**SET EXERCISE**
Reproduce the listing below verbatim, leaving out the pictures.

**MATERIAL FOR THIS TASK**
========================================

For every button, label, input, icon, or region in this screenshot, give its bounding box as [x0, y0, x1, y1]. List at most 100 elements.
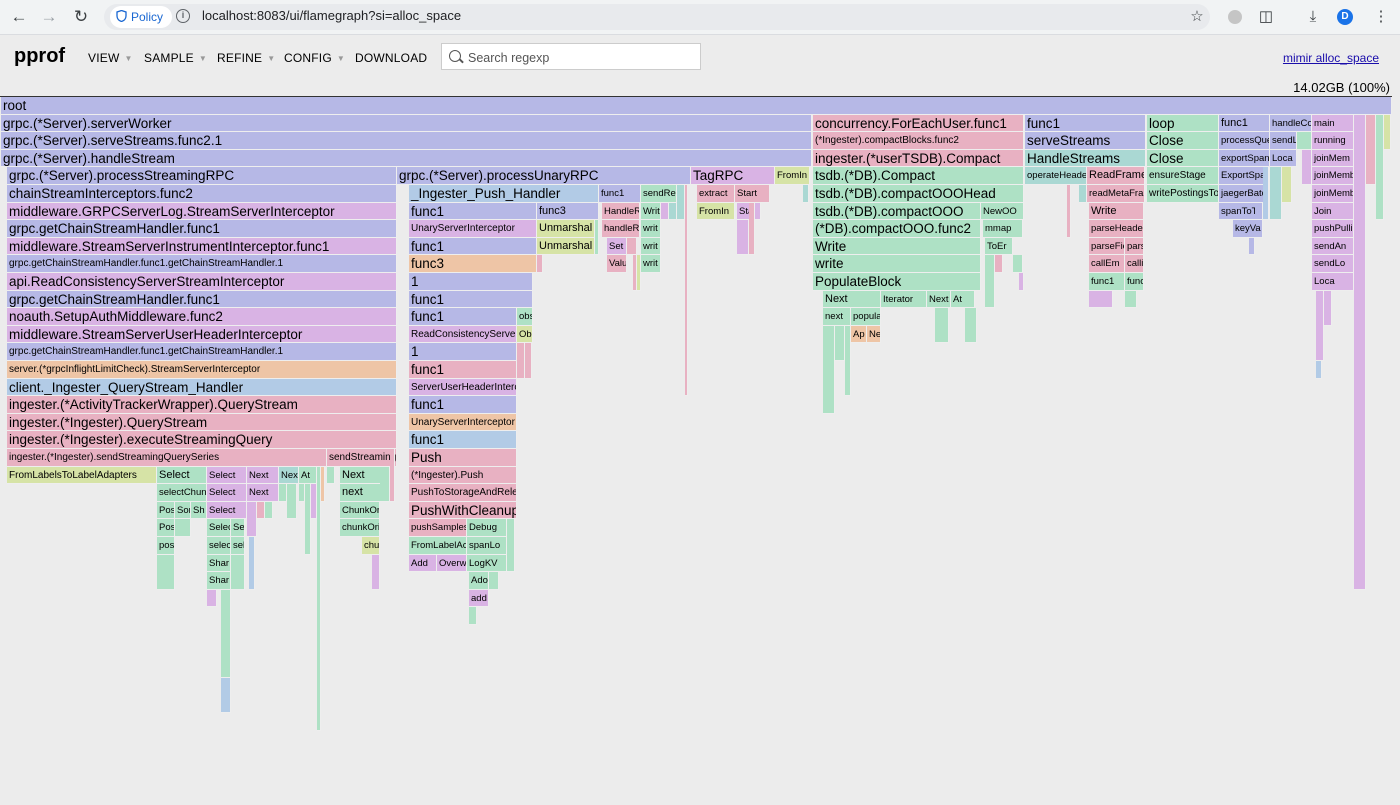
flame-frame-narrow[interactable] — [1316, 361, 1322, 379]
flame-frame-narrow[interactable] — [390, 449, 395, 502]
flame-frame[interactable]: Pos — [157, 501, 175, 520]
flame-frame-narrow[interactable] — [595, 220, 599, 256]
flame-frame[interactable]: func1 — [1025, 114, 1146, 133]
flame-frame-narrow[interactable] — [1079, 185, 1087, 203]
menu-config[interactable]: CONFIG ▼ — [284, 51, 345, 65]
flame-frame[interactable]: func1 — [409, 237, 537, 256]
flame-frame-narrow[interactable] — [845, 325, 851, 397]
flame-frame-narrow[interactable] — [1302, 149, 1312, 185]
flame-frame[interactable]: Loca — [1312, 273, 1354, 291]
flame-frame[interactable]: UnaryServerInterceptor — [409, 413, 517, 432]
flame-frame-narrow[interactable] — [265, 501, 273, 520]
flame-frame[interactable]: FromIn — [775, 167, 810, 185]
flame-frame[interactable]: ingester.(*userTSDB).Compact — [813, 149, 1024, 168]
flame-frame[interactable]: Join — [1312, 202, 1354, 221]
flame-frame[interactable]: chunkOri — [340, 519, 380, 537]
flame-frame[interactable]: sel — [231, 537, 245, 555]
flame-frame[interactable]: Shar — [207, 554, 231, 573]
flame-frame[interactable]: spanLo — [467, 537, 507, 555]
flame-frame-narrow[interactable] — [221, 677, 231, 713]
flame-frame[interactable]: selectChun — [157, 484, 207, 502]
flame-frame[interactable]: Shar — [207, 572, 231, 590]
flame-frame[interactable]: mmap — [983, 220, 1023, 238]
flame-frame[interactable]: Close — [1147, 149, 1219, 168]
flame-frame-narrow[interactable] — [669, 202, 677, 221]
url-text[interactable]: localhost:8083/ui/flamegraph?si=alloc_sp… — [202, 8, 462, 23]
flame-frame[interactable]: func1 — [409, 290, 533, 309]
flamegraph[interactable]: root grpc.(*Server).serverWorker grpc.(*Se… — [0, 96, 1400, 805]
flame-frame-narrow[interactable] — [1376, 114, 1384, 221]
flame-frame[interactable]: joinMemb — [1312, 167, 1354, 185]
flame-frame[interactable]: noauth.SetupAuthMiddleware.func2 — [7, 308, 397, 326]
flame-frame[interactable]: (*Ingester).compactBlocks.func2 — [813, 132, 1024, 150]
flame-frame-narrow[interactable] — [755, 202, 761, 221]
flame-frame-narrow[interactable] — [1255, 202, 1263, 221]
flame-frame[interactable]: Push — [409, 449, 517, 467]
flame-frame-narrow[interactable] — [1384, 114, 1391, 150]
flame-frame[interactable]: func1 — [409, 361, 517, 379]
flame-frame-narrow[interactable] — [935, 308, 949, 344]
flame-frame[interactable]: At — [951, 290, 975, 309]
flame-frame[interactable]: writ — [641, 220, 661, 238]
flame-frame[interactable]: parseHeade — [1089, 220, 1144, 238]
flame-frame[interactable]: next — [823, 308, 851, 326]
flame-frame[interactable]: grpc.(*Server).serverWorker — [1, 114, 812, 133]
flame-frame-narrow[interactable] — [247, 501, 257, 537]
flame-frame[interactable]: ensureStage — [1147, 167, 1219, 185]
flame-frame[interactable]: ReadConsistencyServerU — [409, 325, 517, 344]
flame-frame-narrow[interactable] — [633, 255, 637, 291]
flame-frame[interactable]: running — [1312, 132, 1354, 150]
flame-frame[interactable]: sendL — [1270, 132, 1297, 150]
back-arrow-icon[interactable]: ← — [10, 7, 28, 26]
flame-frame[interactable]: loop — [1147, 114, 1219, 133]
flame-frame-narrow[interactable] — [311, 484, 317, 520]
flame-frame-narrow[interactable] — [249, 537, 255, 590]
flame-frame[interactable]: FromIn — [697, 202, 735, 221]
flame-frame[interactable]: keyVa — [1233, 220, 1263, 238]
flame-frame[interactable]: Start — [735, 185, 770, 203]
flame-frame[interactable]: (*Ingester).Push — [409, 466, 517, 485]
flame-frame[interactable]: writ — [641, 255, 661, 273]
flame-frame[interactable]: FromLabelsToLabelAdapters — [7, 466, 157, 485]
flame-frame-narrow[interactable] — [287, 484, 297, 520]
flame-frame[interactable]: func1 — [1219, 114, 1270, 133]
flame-frame[interactable]: jaegerBatc — [1219, 185, 1270, 203]
flame-frame[interactable]: pushPulli — [1312, 220, 1354, 238]
flame-frame-narrow[interactable] — [637, 255, 641, 291]
flame-frame-narrow[interactable] — [1324, 290, 1332, 326]
flame-frame[interactable]: writ — [641, 237, 661, 256]
flame-frame[interactable]: Add — [409, 554, 437, 573]
search-box[interactable] — [441, 43, 701, 70]
flame-frame-narrow[interactable] — [175, 519, 191, 537]
flame-frame-narrow[interactable] — [1019, 273, 1024, 291]
flame-frame[interactable]: root — [1, 97, 1392, 115]
flame-frame[interactable]: processQue — [1219, 132, 1270, 150]
flame-frame[interactable]: handleCo — [1270, 114, 1312, 133]
flame-frame[interactable]: callEm — [1089, 255, 1125, 273]
flame-frame-narrow[interactable] — [1125, 290, 1137, 309]
flame-frame[interactable]: write — [813, 255, 981, 273]
flame-frame[interactable]: main — [1312, 114, 1354, 133]
flame-frame-narrow[interactable] — [507, 519, 515, 573]
flame-frame[interactable]: Unmarshal — [537, 220, 595, 238]
flame-frame[interactable]: NewOO — [981, 202, 1024, 221]
extension-circle-icon[interactable] — [1224, 6, 1246, 28]
flame-frame-narrow[interactable] — [537, 255, 543, 273]
flame-frame[interactable]: middleware.StreamServerUserHeaderInterce… — [7, 325, 397, 344]
flame-frame[interactable]: writePostingsTo — [1147, 185, 1219, 203]
flame-frame[interactable]: exportSpan — [1219, 149, 1270, 168]
flame-frame[interactable]: Se — [231, 519, 245, 537]
flame-frame[interactable]: grpc.getChainStreamHandler.func1 — [7, 220, 397, 238]
flame-frame[interactable]: pos — [157, 537, 175, 555]
flame-frame-narrow[interactable] — [1366, 114, 1376, 185]
flame-frame-narrow[interactable] — [327, 466, 335, 485]
flame-frame[interactable]: func3 — [409, 255, 537, 273]
flame-frame[interactable]: HandleR — [602, 202, 640, 221]
search-input[interactable] — [466, 47, 700, 68]
flame-frame-narrow[interactable] — [965, 308, 977, 344]
flame-frame-narrow[interactable] — [835, 325, 845, 361]
flame-frame-narrow[interactable] — [661, 202, 669, 221]
flame-frame[interactable]: chu — [362, 537, 380, 555]
flame-frame-narrow[interactable] — [380, 466, 390, 502]
flame-frame-narrow[interactable] — [1316, 290, 1324, 361]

========================================

**REPLY TO THE TASK**
For every button, label, input, icon, or region in this screenshot, give its bounding box as [x0, y0, x1, y1]. List at most 100 elements.
flame-frame-narrow[interactable] — [1316, 361, 1322, 379]
flame-frame-narrow[interactable] — [390, 449, 395, 502]
flame-frame[interactable]: Pos — [157, 501, 175, 520]
flame-frame-narrow[interactable] — [595, 220, 599, 256]
flame-frame[interactable]: func1 — [1025, 114, 1146, 133]
flame-frame-narrow[interactable] — [1079, 185, 1087, 203]
menu-config[interactable]: CONFIG ▼ — [284, 51, 345, 65]
flame-frame[interactable]: func1 — [409, 237, 537, 256]
flame-frame-narrow[interactable] — [845, 325, 851, 397]
flame-frame-narrow[interactable] — [1302, 149, 1312, 185]
flame-frame[interactable]: Loca — [1312, 273, 1354, 291]
flame-frame[interactable]: UnaryServerInterceptor — [409, 413, 517, 432]
flame-frame-narrow[interactable] — [265, 501, 273, 520]
flame-frame[interactable]: FromIn — [775, 167, 810, 185]
flame-frame[interactable]: ingester.(*userTSDB).Compact — [813, 149, 1024, 168]
flame-frame[interactable]: Join — [1312, 202, 1354, 221]
flame-frame[interactable]: chunkOri — [340, 519, 380, 537]
flame-frame[interactable]: sel — [231, 537, 245, 555]
flame-frame[interactable]: Shar — [207, 554, 231, 573]
flame-frame[interactable]: spanLo — [467, 537, 507, 555]
flame-frame-narrow[interactable] — [221, 677, 231, 713]
flame-frame[interactable]: selectChun — [157, 484, 207, 502]
flame-frame[interactable]: Shar — [207, 572, 231, 590]
flame-frame[interactable]: mmap — [983, 220, 1023, 238]
flame-frame[interactable]: Close — [1147, 149, 1219, 168]
flame-frame-narrow[interactable] — [669, 202, 677, 221]
url-text[interactable]: localhost:8083/ui/flamegraph?si=alloc_sp… — [202, 8, 462, 23]
flame-frame[interactable]: func1 — [409, 290, 533, 309]
flamegraph[interactable]: root grpc.(*Server).serverWorker grpc.(*Se… — [0, 96, 1400, 805]
flame-frame-narrow[interactable] — [1376, 114, 1384, 221]
flame-frame[interactable]: joinMemb — [1312, 167, 1354, 185]
flame-frame[interactable]: noauth.SetupAuthMiddleware.func2 — [7, 308, 397, 326]
flame-frame[interactable]: (*Ingester).compactBlocks.func2 — [813, 132, 1024, 150]
flame-frame-narrow[interactable] — [755, 202, 761, 221]
flame-frame-narrow[interactable] — [1255, 202, 1263, 221]
flame-frame[interactable]: Push — [409, 449, 517, 467]
flame-frame-narrow[interactable] — [1384, 114, 1391, 150]
flame-frame[interactable]: func1 — [409, 361, 517, 379]
flame-frame-narrow[interactable] — [935, 308, 949, 344]
flame-frame[interactable]: At — [951, 290, 975, 309]
flame-frame[interactable]: writ — [641, 220, 661, 238]
flame-frame[interactable]: parseHeade — [1089, 220, 1144, 238]
flame-frame[interactable]: next — [823, 308, 851, 326]
flame-frame[interactable]: grpc.(*Server).serverWorker — [1, 114, 812, 133]
flame-frame-narrow[interactable] — [247, 501, 257, 537]
flame-frame[interactable]: ensureStage — [1147, 167, 1219, 185]
flame-frame[interactable]: ReadConsistencyServerU — [409, 325, 517, 344]
flame-frame-narrow[interactable] — [633, 255, 637, 291]
flame-frame[interactable]: running — [1312, 132, 1354, 150]
flame-frame[interactable]: sendL — [1270, 132, 1297, 150]
back-arrow-icon[interactable]: ← — [10, 7, 28, 26]
flame-frame[interactable]: loop — [1147, 114, 1219, 133]
flame-frame-narrow[interactable] — [311, 484, 317, 520]
flame-frame-narrow[interactable] — [249, 537, 255, 590]
flame-frame[interactable]: FromIn — [697, 202, 735, 221]
flame-frame[interactable]: keyVa — [1233, 220, 1263, 238]
flame-frame[interactable]: Start — [735, 185, 770, 203]
flame-frame[interactable]: (*Ingester).Push — [409, 466, 517, 485]
flame-frame[interactable]: writ — [641, 255, 661, 273]
flame-frame[interactable]: FromLabelsToLabelAdapters — [7, 466, 157, 485]
flame-frame-narrow[interactable] — [287, 484, 297, 520]
flame-frame[interactable]: func1 — [1219, 114, 1270, 133]
flame-frame[interactable]: jaegerBatc — [1219, 185, 1270, 203]
flame-frame[interactable]: pushPulli — [1312, 220, 1354, 238]
flame-frame-narrow[interactable] — [637, 255, 641, 291]
flame-frame-narrow[interactable] — [1324, 290, 1332, 326]
flame-frame[interactable]: writ — [641, 237, 661, 256]
flame-frame[interactable]: Add — [409, 554, 437, 573]
search-box[interactable] — [441, 43, 701, 70]
flame-frame-narrow[interactable] — [175, 519, 191, 537]
flame-frame-narrow[interactable] — [1019, 273, 1024, 291]
flame-frame[interactable]: root — [1, 97, 1392, 115]
flame-frame[interactable]: processQue — [1219, 132, 1270, 150]
flame-frame[interactable]: handleCo — [1270, 114, 1312, 133]
flame-frame[interactable]: callEm — [1089, 255, 1125, 273]
flame-frame-narrow[interactable] — [1125, 290, 1137, 309]
flame-frame[interactable]: write — [813, 255, 981, 273]
flame-frame[interactable]: main — [1312, 114, 1354, 133]
flame-frame-narrow[interactable] — [507, 519, 515, 573]
flame-frame[interactable]: Unmarshal — [537, 220, 595, 238]
flame-frame[interactable]: NewOO — [981, 202, 1024, 221]
extension-circle-icon[interactable] — [1224, 6, 1246, 28]
flame-frame-narrow[interactable] — [537, 255, 543, 273]
flame-frame[interactable]: middleware.StreamServerUserHeaderInterce… — [7, 325, 397, 344]
flame-frame[interactable]: writePostingsTo — [1147, 185, 1219, 203]
flame-frame[interactable]: exportSpan — [1219, 149, 1270, 168]
flame-frame[interactable]: Se — [231, 519, 245, 537]
flame-frame[interactable]: grpc.getChainStreamHandler.func1 — [7, 220, 397, 238]
flame-frame[interactable]: pos — [157, 537, 175, 555]
flame-frame-narrow[interactable] — [1366, 114, 1376, 185]
flame-frame-narrow[interactable] — [327, 466, 335, 485]
flame-frame[interactable]: func3 — [409, 255, 537, 273]
flame-frame[interactable]: HandleR — [602, 202, 640, 221]
search-input[interactable] — [466, 47, 700, 68]
flame-frame-narrow[interactable] — [965, 308, 977, 344]
flame-frame-narrow[interactable] — [835, 325, 845, 361]
flame-frame-narrow[interactable] — [661, 202, 669, 221]
flame-frame[interactable]: chu — [362, 537, 380, 555]
flame-frame-narrow[interactable] — [380, 466, 390, 502]
flame-frame-narrow[interactable] — [1316, 290, 1324, 361]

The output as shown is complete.